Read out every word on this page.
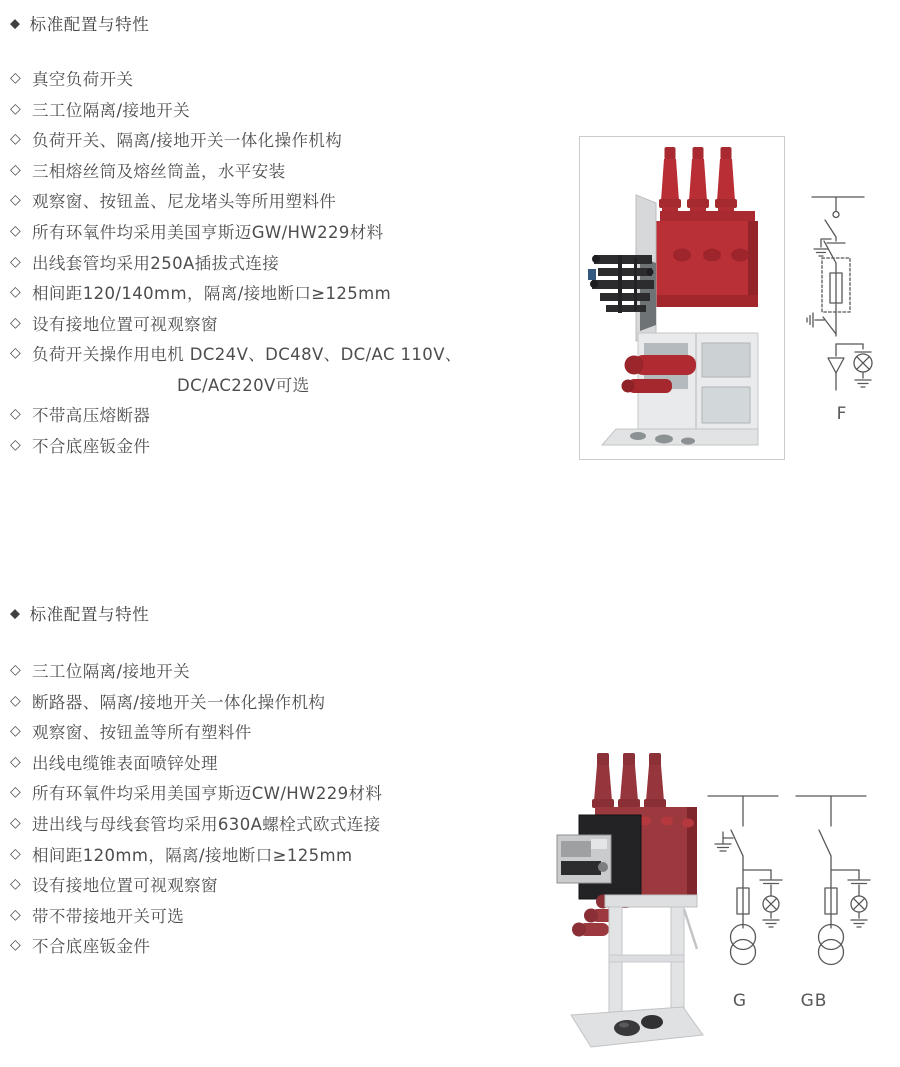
◆ 标准配置与特性
◇ 真空负荷开关
◇ 三工位隔离/接地开关
◇ 负荷开关、隔离/接地开关一体化操作机构
◇ 三相熔丝筒及熔丝筒盖，水平安装
◇ 观察窗、按钮盖、尼龙堵头等所用塑料件
◇ 所有环氧件均采用美国亨斯迈GW/HW229材料
◇ 出线套管均采用250A插拔式连接
◇ 相间距120/140mm，隔离/接地断口≥125mm
◇ 设有接地位置可视观察窗
◇ 负荷开关操作用电机 DC24V、DC48V、DC/AC 110V、
DC/AC220V可选
◇ 不带高压熔断器
◇ 不合底座钣金件
F
◆ 标准配置与特性
◇ 三工位隔离/接地开关
◇ 断路器、隔离/接地开关一体化操作机构
◇ 观察窗、按钮盖等所有塑料件
◇ 出线电缆锥表面喷锌处理
◇ 所有环氧件均采用美国亨斯迈CW/HW229材料
◇ 进出线与母线套管均采用630A螺栓式欧式连接
◇ 相间距120mm，隔离/接地断口≥125mm
◇ 设有接地位置可视观察窗
◇ 带不带接地开关可选
◇ 不合底座钣金件
G	GB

------------------------------------------------------------

Each record above should come back exactly the same, only without its pictures.

Answer to the exercise:
Read out every word on this page.
◆ 标准配置与特性
◇ 真空负荷开关
◇ 三工位隔离/接地开关
◇ 负荷开关、隔离/接地开关一体化操作机构
◇ 三相熔丝筒及熔丝筒盖，水平安装
◇ 观察窗、按钮盖、尼龙堵头等所用塑料件
◇ 所有环氧件均采用美国亨斯迈GW/HW229材料
◇ 出线套管均采用250A插拔式连接
◇ 相间距120/140mm，隔离/接地断口≥125mm
◇ 设有接地位置可视观察窗
◇ 负荷开关操作用电机 DC24V、DC48V、DC/AC 110V、
DC/AC220V可选
◇ 不带高压熔断器
◇ 不合底座钣金件
F
◆ 标准配置与特性
◇ 三工位隔离/接地开关
◇ 断路器、隔离/接地开关一体化操作机构
◇ 观察窗、按钮盖等所有塑料件
◇ 出线电缆锥表面喷锌处理
◇ 所有环氧件均采用美国亨斯迈CW/HW229材料
◇ 进出线与母线套管均采用630A螺栓式欧式连接
◇ 相间距120mm，隔离/接地断口≥125mm
◇ 设有接地位置可视观察窗
◇ 带不带接地开关可选
◇ 不合底座钣金件
G	GB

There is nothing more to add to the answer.